- _Exercise goal_
The output should consist solely of the line containing "Decode this image" and the lines that follow it through the end of the data below.

- _Stored records_
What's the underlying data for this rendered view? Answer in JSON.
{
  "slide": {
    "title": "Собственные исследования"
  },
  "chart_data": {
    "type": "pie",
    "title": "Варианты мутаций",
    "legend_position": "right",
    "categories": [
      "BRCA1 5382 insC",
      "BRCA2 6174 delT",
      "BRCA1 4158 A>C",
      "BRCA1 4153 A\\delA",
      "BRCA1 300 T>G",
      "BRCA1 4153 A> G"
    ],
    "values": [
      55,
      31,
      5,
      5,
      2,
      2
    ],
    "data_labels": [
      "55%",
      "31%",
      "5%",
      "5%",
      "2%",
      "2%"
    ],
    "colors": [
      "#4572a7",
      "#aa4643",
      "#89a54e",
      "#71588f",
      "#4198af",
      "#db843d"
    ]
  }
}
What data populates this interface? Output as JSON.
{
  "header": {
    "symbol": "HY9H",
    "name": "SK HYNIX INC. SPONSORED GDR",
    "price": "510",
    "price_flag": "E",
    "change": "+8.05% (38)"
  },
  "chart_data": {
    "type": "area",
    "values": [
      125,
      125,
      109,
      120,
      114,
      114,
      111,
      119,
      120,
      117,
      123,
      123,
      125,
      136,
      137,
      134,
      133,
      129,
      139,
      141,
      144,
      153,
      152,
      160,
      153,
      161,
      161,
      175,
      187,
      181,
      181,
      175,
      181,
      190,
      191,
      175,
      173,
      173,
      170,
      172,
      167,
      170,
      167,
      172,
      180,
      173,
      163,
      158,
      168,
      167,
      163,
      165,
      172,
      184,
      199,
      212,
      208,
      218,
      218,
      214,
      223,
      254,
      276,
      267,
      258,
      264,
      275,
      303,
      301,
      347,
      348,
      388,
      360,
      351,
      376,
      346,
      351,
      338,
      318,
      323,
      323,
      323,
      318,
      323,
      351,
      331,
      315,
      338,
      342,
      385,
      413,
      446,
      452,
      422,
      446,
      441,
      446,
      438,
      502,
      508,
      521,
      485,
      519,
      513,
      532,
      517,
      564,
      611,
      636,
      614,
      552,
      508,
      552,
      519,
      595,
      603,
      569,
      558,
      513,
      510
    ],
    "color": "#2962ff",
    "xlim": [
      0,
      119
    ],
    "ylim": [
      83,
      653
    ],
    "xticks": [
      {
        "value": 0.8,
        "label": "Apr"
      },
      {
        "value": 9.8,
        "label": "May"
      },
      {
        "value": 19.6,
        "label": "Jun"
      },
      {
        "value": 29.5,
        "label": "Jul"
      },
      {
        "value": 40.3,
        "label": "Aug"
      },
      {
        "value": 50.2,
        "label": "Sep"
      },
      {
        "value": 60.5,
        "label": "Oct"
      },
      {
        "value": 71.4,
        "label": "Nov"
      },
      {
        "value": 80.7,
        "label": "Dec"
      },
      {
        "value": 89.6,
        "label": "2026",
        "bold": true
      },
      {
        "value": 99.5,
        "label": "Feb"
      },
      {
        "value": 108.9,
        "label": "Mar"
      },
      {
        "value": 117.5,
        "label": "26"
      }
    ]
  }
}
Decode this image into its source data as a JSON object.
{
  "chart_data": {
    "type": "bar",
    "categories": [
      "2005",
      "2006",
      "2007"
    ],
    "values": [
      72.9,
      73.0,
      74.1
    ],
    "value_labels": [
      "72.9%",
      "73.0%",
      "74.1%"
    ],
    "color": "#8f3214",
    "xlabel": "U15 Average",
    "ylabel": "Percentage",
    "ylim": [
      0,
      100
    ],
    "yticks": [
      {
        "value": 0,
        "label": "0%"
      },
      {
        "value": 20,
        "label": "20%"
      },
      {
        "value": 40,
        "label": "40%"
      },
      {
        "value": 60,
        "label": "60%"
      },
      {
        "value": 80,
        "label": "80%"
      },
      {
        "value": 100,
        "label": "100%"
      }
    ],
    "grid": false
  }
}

- _Expected output_
Decode this image into its source data as a JSON object.
{
  "chart_data": {
    "type": "bar",
    "categories": [
      "2005",
      "2006",
      "2007"
    ],
    "values": [
      72.9,
      73.0,
      74.1
    ],
    "value_labels": [
      "72.9%",
      "73.0%",
      "74.1%"
    ],
    "color": "#8f3214",
    "xlabel": "U15 Average",
    "ylabel": "Percentage",
    "ylim": [
      0,
      100
    ],
    "yticks": [
      {
        "value": 0,
        "label": "0%"
      },
      {
        "value": 20,
        "label": "20%"
      },
      {
        "value": 40,
        "label": "40%"
      },
      {
        "value": 60,
        "label": "60%"
      },
      {
        "value": 80,
        "label": "80%"
      },
      {
        "value": 100,
        "label": "100%"
      }
    ],
    "grid": false
  }
}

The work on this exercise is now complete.